## start DATA ENTRIES

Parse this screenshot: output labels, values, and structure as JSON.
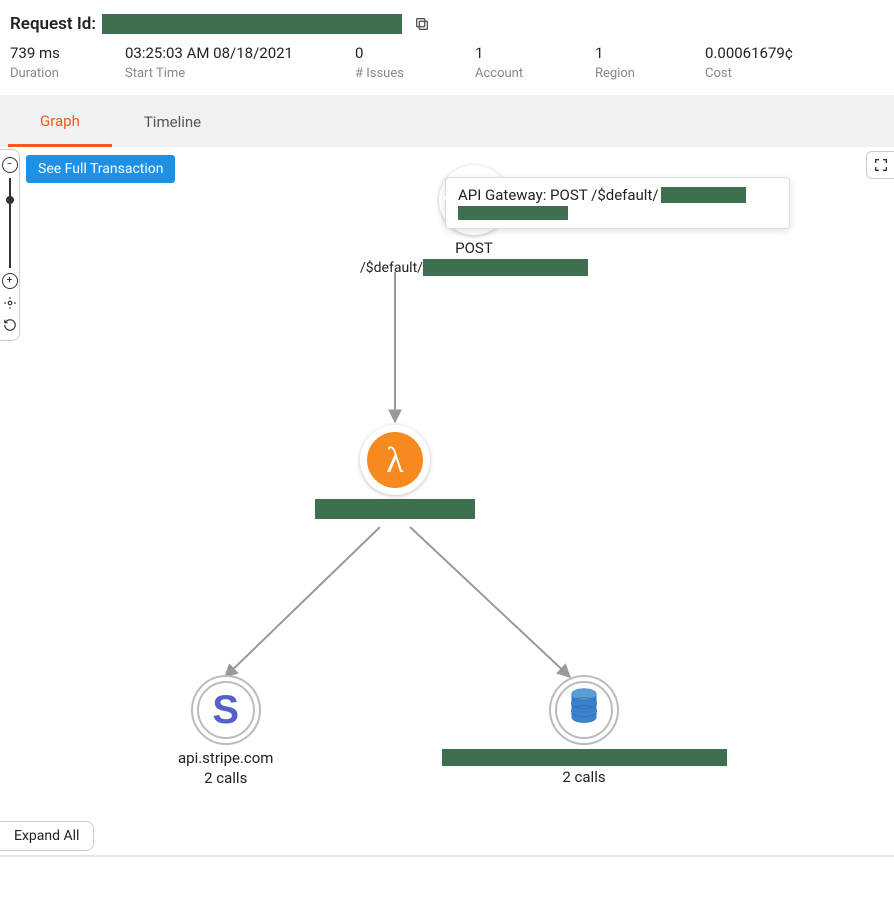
{
  "header": {
    "request_id_label": "Request Id:"
  },
  "stats": {
    "duration_value": "739 ms",
    "duration_label": "Duration",
    "start_time_value": "03:25:03 AM 08/18/2021",
    "start_time_label": "Start Time",
    "issues_value": "0",
    "issues_label": "# Issues",
    "account_value": "1",
    "account_label": "Account",
    "region_value": "1",
    "region_label": "Region",
    "cost_value": "0.00061679¢",
    "cost_label": "Cost"
  },
  "tabs": {
    "graph": "Graph",
    "timeline": "Timeline"
  },
  "buttons": {
    "see_full": "See Full Transaction",
    "expand_all": "Expand All"
  },
  "tooltip": {
    "prefix": "API Gateway: POST /$default/"
  },
  "nodes": {
    "apigw": {
      "method": "POST",
      "path_prefix": "/$default/"
    },
    "stripe": {
      "host": "api.stripe.com",
      "calls": "2 calls"
    },
    "ddb": {
      "calls": "2 calls"
    }
  },
  "icons": {
    "copy": "copy-icon",
    "zoom_out": "zoom-out-icon",
    "zoom_in": "zoom-in-icon",
    "locate": "locate-icon",
    "refresh": "refresh-icon",
    "fullscreen": "fullscreen-icon",
    "apigw": "api-gateway-icon",
    "lambda": "lambda-icon",
    "stripe": "stripe-icon",
    "dynamodb": "dynamodb-icon"
  }
}
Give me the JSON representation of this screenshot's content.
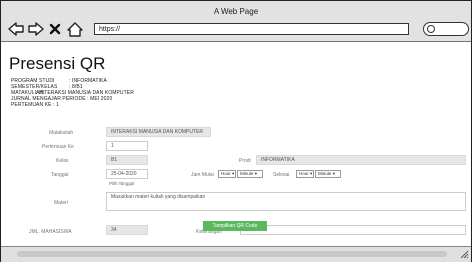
{
  "window": {
    "title": "A Web Page"
  },
  "toolbar": {
    "url": "https://",
    "back_icon": "back-arrow-icon",
    "forward_icon": "forward-arrow-icon",
    "stop_icon": "close-icon",
    "home_icon": "home-icon",
    "search_icon": "search-icon"
  },
  "page": {
    "title": "Presensi QR",
    "info": [
      {
        "key": "PROGRAM STUDI",
        "value": ": INFORMATIKA"
      },
      {
        "key": "SEMESTER/KELAS",
        "value": ": 8/B1"
      },
      {
        "key": "MATAKULIAH",
        "value": ": INTERAKSI MANUSIA DAN KOMPUTER"
      },
      {
        "key": "JURNAL MENGAJAR PERIODE",
        "value": ": MEI 2020"
      },
      {
        "key": "PERTEMUAN KE",
        "value": ": 1"
      }
    ]
  },
  "form": {
    "matakuliah": {
      "label": "Matakuliah",
      "value": "INTERAKSI MANUSIA DAN KOMPUTER"
    },
    "pertemuan": {
      "label": "Pertemuan Ke",
      "value": "1"
    },
    "kelas": {
      "label": "Kelas",
      "value": "B1"
    },
    "prodi": {
      "label": "Prodi",
      "value": "INFORMATIKA"
    },
    "tanggal": {
      "label": "Tanggal",
      "value": "25-04-2020",
      "hint": "Pilih Tanggal"
    },
    "jam_mulai": {
      "label": "Jam Mulai",
      "hour": "Hour",
      "minute": "Minute"
    },
    "selesai": {
      "label": "Selesai",
      "hour": "Hour",
      "minute": "Minute"
    },
    "materi": {
      "label": "Materi",
      "placeholder": "Masukkan materi kuliah yang disampaikan"
    },
    "jumlah_mahasiswa": {
      "label": "JML. MAHASISWA",
      "value": "34"
    },
    "keterangan": {
      "label": "Keterangan",
      "value": ""
    },
    "submit_label": "Tampilkan QR Code"
  }
}
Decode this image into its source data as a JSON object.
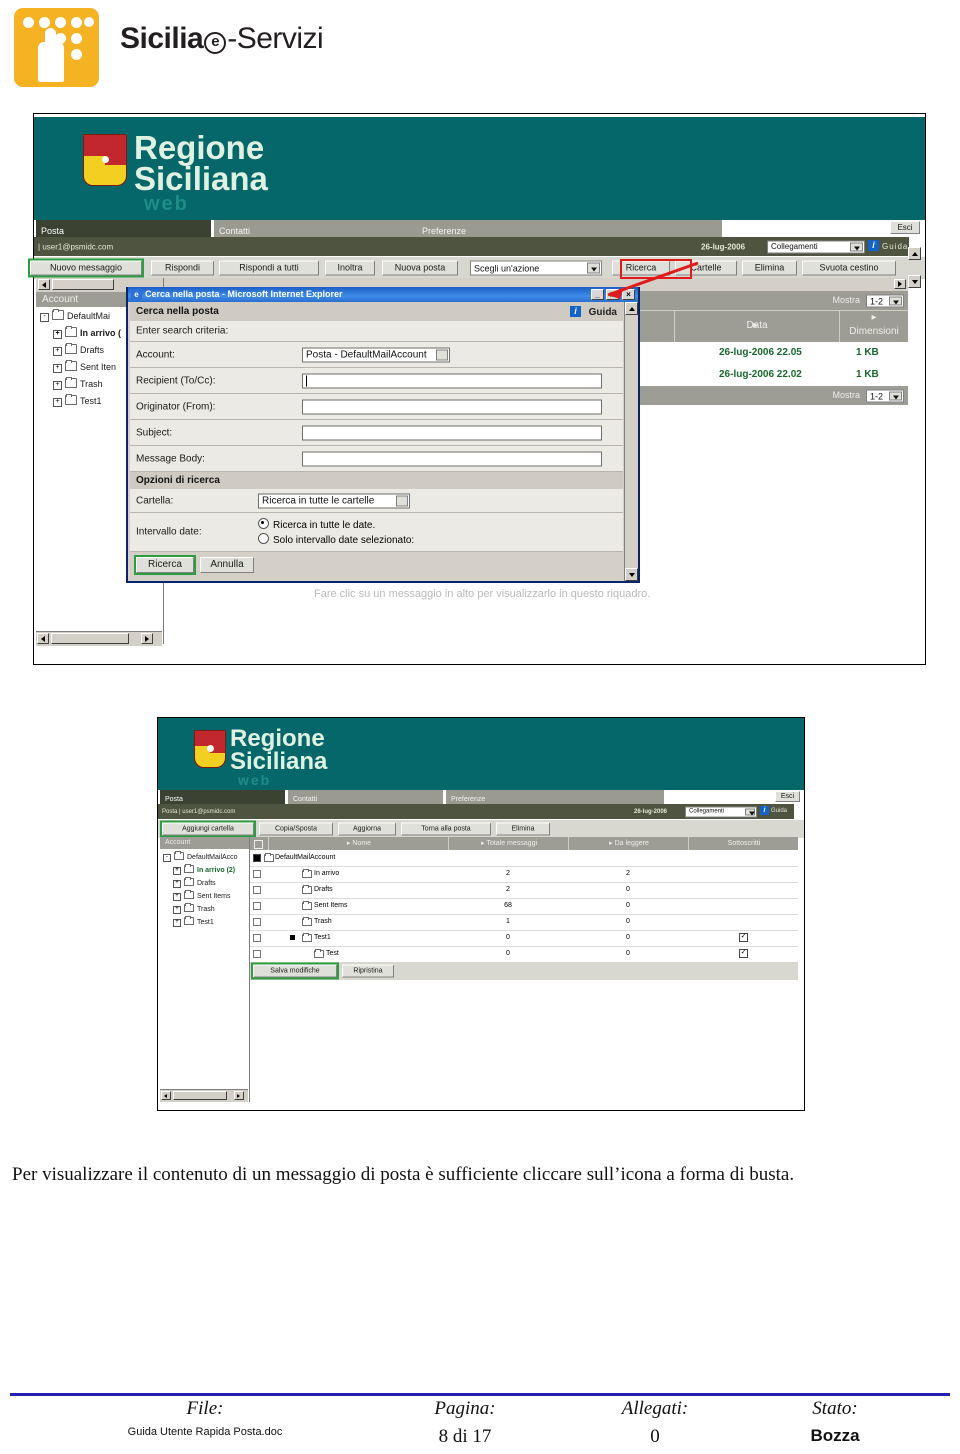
{
  "brand": {
    "name_bold": "Sicilia",
    "name_rest": "-Servizi",
    "e_letter": "e",
    "logo_name": "sicilia-e-servizi-logo"
  },
  "screenshot1": {
    "banner": {
      "line1": "Regione",
      "line2": "Siciliana",
      "line3": "web",
      "crest_name": "trinacria-crest"
    },
    "tabs": [
      {
        "label": "Posta",
        "active": true
      },
      {
        "label": "Contatti",
        "active": false
      },
      {
        "label": "Preferenze",
        "active": false
      }
    ],
    "logout_label": "Esci",
    "account_bar": {
      "prefix": "|",
      "account": "user1@psmidc.com",
      "date": "26-lug-2006",
      "links_select": "Collegamenti",
      "help_icon": "i",
      "help_label": "Guida"
    },
    "toolbar": {
      "buttons": [
        "Nuovo messaggio",
        "Rispondi",
        "Rispondi a tutti",
        "Inoltra",
        "Nuova posta"
      ],
      "action_select": "Scegli un'azione",
      "right_buttons": [
        "Ricerca",
        "Cartelle",
        "Elimina",
        "Svuota cestino"
      ]
    },
    "tree": {
      "header": "Account",
      "root": "DefaultMai",
      "items": [
        "In arrivo (",
        "Drafts",
        "Sent Iten",
        "Trash",
        "Test1"
      ]
    },
    "list": {
      "mostra_label": "Mostra",
      "mostra_value": "1-2",
      "columns": [
        "Data",
        "Dimensioni"
      ],
      "rows": [
        {
          "date": "26-lug-2006 22.05",
          "size": "1 KB"
        },
        {
          "date": "26-lug-2006 22.02",
          "size": "1 KB"
        }
      ],
      "footer_mostra_label": "Mostra",
      "footer_mostra_value": "1-2"
    },
    "preview_hint": "Fare clic su un messaggio in alto per visualizzarlo in questo riquadro."
  },
  "dialog": {
    "window_title": "Cerca nella posta - Microsoft Internet Explorer",
    "minimize": "_",
    "maximize": "□",
    "close": "×",
    "heading": "Cerca nella posta",
    "help_icon": "i",
    "help_label": "Guida",
    "subheading": "Enter search criteria:",
    "fields": [
      {
        "label": "Account:",
        "type": "select",
        "value": "Posta - DefaultMailAccount"
      },
      {
        "label": "Recipient (To/Cc):",
        "type": "text",
        "value": ""
      },
      {
        "label": "Originator (From):",
        "type": "text",
        "value": ""
      },
      {
        "label": "Subject:",
        "type": "text",
        "value": ""
      },
      {
        "label": "Message Body:",
        "type": "text",
        "value": ""
      }
    ],
    "options_heading": "Opzioni di ricerca",
    "folder_label": "Cartella:",
    "folder_value": "Ricerca in tutte le cartelle",
    "daterange_label": "Intervallo date:",
    "radio_all": "Ricerca in tutte le date.",
    "radio_only": "Solo intervallo date selezionato:",
    "submit_label": "Ricerca",
    "cancel_label": "Annulla"
  },
  "screenshot2": {
    "banner": {
      "line1": "Regione",
      "line2": "Siciliana",
      "line3": "web"
    },
    "tabs": [
      {
        "label": "Posta",
        "active": true
      },
      {
        "label": "Contatti",
        "active": false
      },
      {
        "label": "Preferenze",
        "active": false
      }
    ],
    "logout_label": "Esci",
    "account_bar": {
      "prefix": "Posta   |",
      "account": "user1@psmidc.com",
      "date": "26-lug-2006",
      "links_select": "Collegamenti",
      "help_icon": "i",
      "help_label": "Guida"
    },
    "toolbar": {
      "buttons": [
        "Aggiungi cartella",
        "Copia/Sposta",
        "Aggiorna",
        "Torna alla posta",
        "Elimina"
      ]
    },
    "tree": {
      "header": "Account",
      "root": "DefaultMailAcco",
      "items": [
        "In arrivo (2)",
        "Drafts",
        "Sent Items",
        "Trash",
        "Test1"
      ]
    },
    "table": {
      "columns": [
        "",
        "Nome",
        "Totale messaggi",
        "Da leggere",
        "Sottoscritti"
      ],
      "rows": [
        {
          "name": "DefaultMailAccount",
          "total": "",
          "unread": "",
          "subscribed": "",
          "indent": 0,
          "root": true
        },
        {
          "name": "In arrivo",
          "total": "2",
          "unread": "2",
          "subscribed": "",
          "indent": 1
        },
        {
          "name": "Drafts",
          "total": "2",
          "unread": "0",
          "subscribed": "",
          "indent": 1
        },
        {
          "name": "Sent Items",
          "total": "68",
          "unread": "0",
          "subscribed": "",
          "indent": 1
        },
        {
          "name": "Trash",
          "total": "1",
          "unread": "0",
          "subscribed": "",
          "indent": 1
        },
        {
          "name": "Test1",
          "total": "0",
          "unread": "0",
          "subscribed": "checked",
          "indent": 1
        },
        {
          "name": "Test",
          "total": "0",
          "unread": "0",
          "subscribed": "checked",
          "indent": 2
        }
      ],
      "save_label": "Salva modifiche",
      "reset_label": "Ripristina"
    }
  },
  "body_paragraph": "Per visualizzare il contenuto di un messaggio di posta è sufficiente cliccare sull’icona a forma di busta.",
  "footer": {
    "columns": [
      {
        "head": "File:",
        "value": "Guida Utente Rapida Posta.doc"
      },
      {
        "head": "Pagina:",
        "value": "8 di 17"
      },
      {
        "head": "Allegati:",
        "value": "0"
      },
      {
        "head": "Stato:",
        "value": "Bozza"
      }
    ]
  },
  "colors": {
    "brand_yellow": "#F5B324",
    "teal": "#06676A",
    "olive": "#4E5440",
    "green_highlight": "#2C9E3F",
    "red_annotation": "#E01B1B",
    "footer_rule": "#2222B0"
  }
}
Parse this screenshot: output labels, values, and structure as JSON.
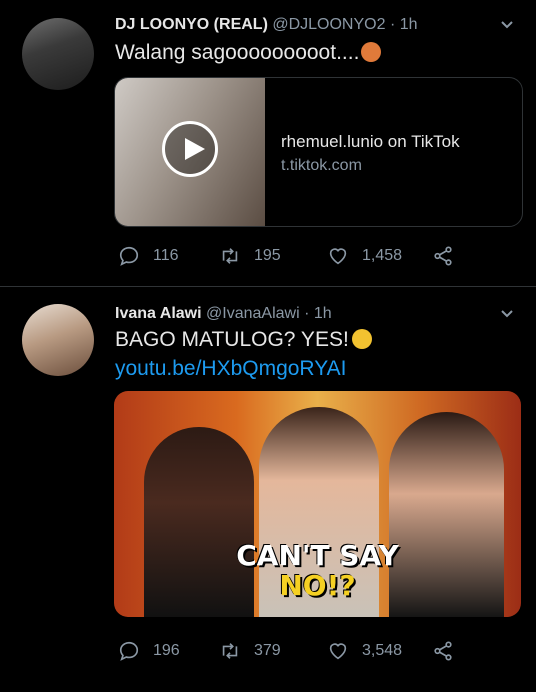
{
  "tweets": [
    {
      "name": "DJ LOONYO (REAL)",
      "handle": "@DJLOONYO2",
      "time": "· 1h",
      "text": "Walang sagooooooooot....",
      "card": {
        "title": "rhemuel.lunio on TikTok",
        "domain": "t.tiktok.com"
      },
      "stats": {
        "replies": "116",
        "retweets": "195",
        "likes": "1,458"
      }
    },
    {
      "name": "Ivana Alawi",
      "handle": "@IvanaAlawi",
      "time": "· 1h",
      "text": "BAGO MATULOG? YES!",
      "link": "youtu.be/HXbQmgoRYAI",
      "media": {
        "overlay_line1": "CAN'T SAY",
        "overlay_line2": "NO!?"
      },
      "stats": {
        "replies": "196",
        "retweets": "379",
        "likes": "3,548"
      }
    }
  ],
  "colors": {
    "background": "#000000",
    "link": "#1d9bf0",
    "muted": "#8b98a5",
    "divider": "#2f3336"
  }
}
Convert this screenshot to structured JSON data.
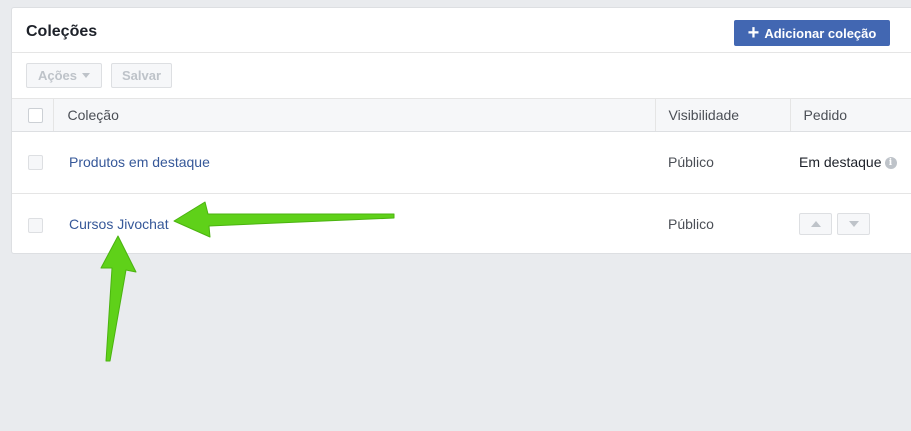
{
  "panel": {
    "title": "Coleções",
    "add_button_label": "Adicionar coleção",
    "add_button_icon": "plus-icon"
  },
  "toolbar": {
    "actions_label": "Ações",
    "save_label": "Salvar"
  },
  "table": {
    "columns": [
      "Coleção",
      "Visibilidade",
      "Pedido"
    ],
    "rows": [
      {
        "name": "Produtos em destaque",
        "visibility": "Público",
        "order": "Em destaque"
      },
      {
        "name": "Cursos Jivochat",
        "visibility": "Público",
        "order": ""
      }
    ]
  },
  "colors": {
    "accent": "#4267b2",
    "link": "#365899",
    "annotation_arrow": "#5fd119"
  }
}
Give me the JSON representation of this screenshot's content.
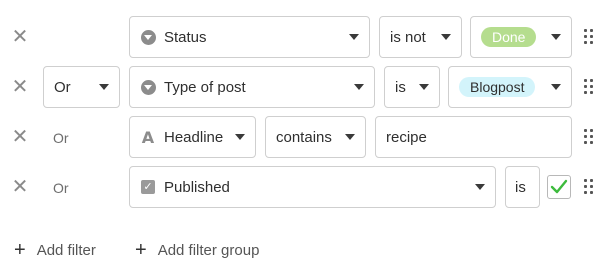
{
  "filters": [
    {
      "conjunction": "",
      "field": "Status",
      "field_icon": "single-select-icon",
      "operator": "is not",
      "value": "Done",
      "value_type": "pill",
      "value_color": "#b5dd8e"
    },
    {
      "conjunction": "Or",
      "field": "Type of post",
      "field_icon": "single-select-icon",
      "operator": "is",
      "value": "Blogpost",
      "value_type": "pill",
      "value_color": "#d3f4fb"
    },
    {
      "conjunction": "Or",
      "field": "Headline",
      "field_icon": "text-field-icon",
      "operator": "contains",
      "value": "recipe",
      "value_type": "text"
    },
    {
      "conjunction": "Or",
      "field": "Published",
      "field_icon": "boolean-field-icon",
      "operator": "is",
      "value": "checked",
      "value_type": "checkbox"
    }
  ],
  "add_filter_label": "Add filter",
  "add_filter_group_label": "Add filter group"
}
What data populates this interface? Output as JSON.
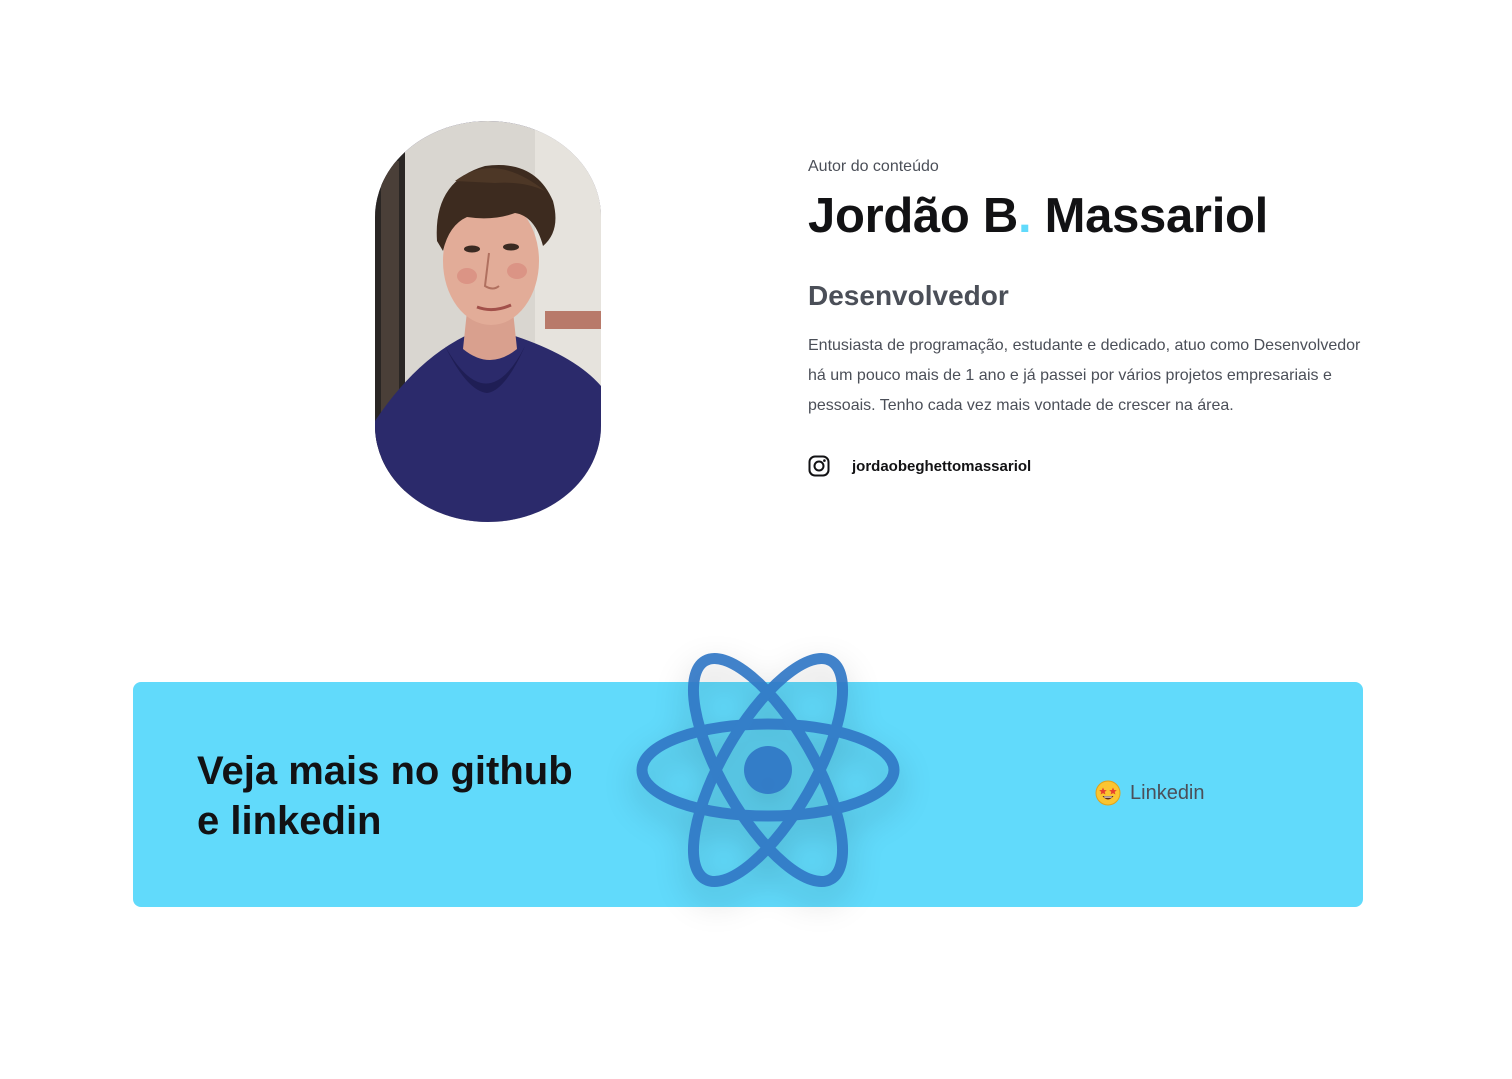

## end DATA ENTRIES

■ **DIRECTIVE**
Pick every line with "nella" in it and copy it.

■ **SOLUTION FOR THIS EXERCISE**
    "window_title": "Cerca nella posta - Microsoft Internet Explorer",
    "heading": "Cerca nella posta",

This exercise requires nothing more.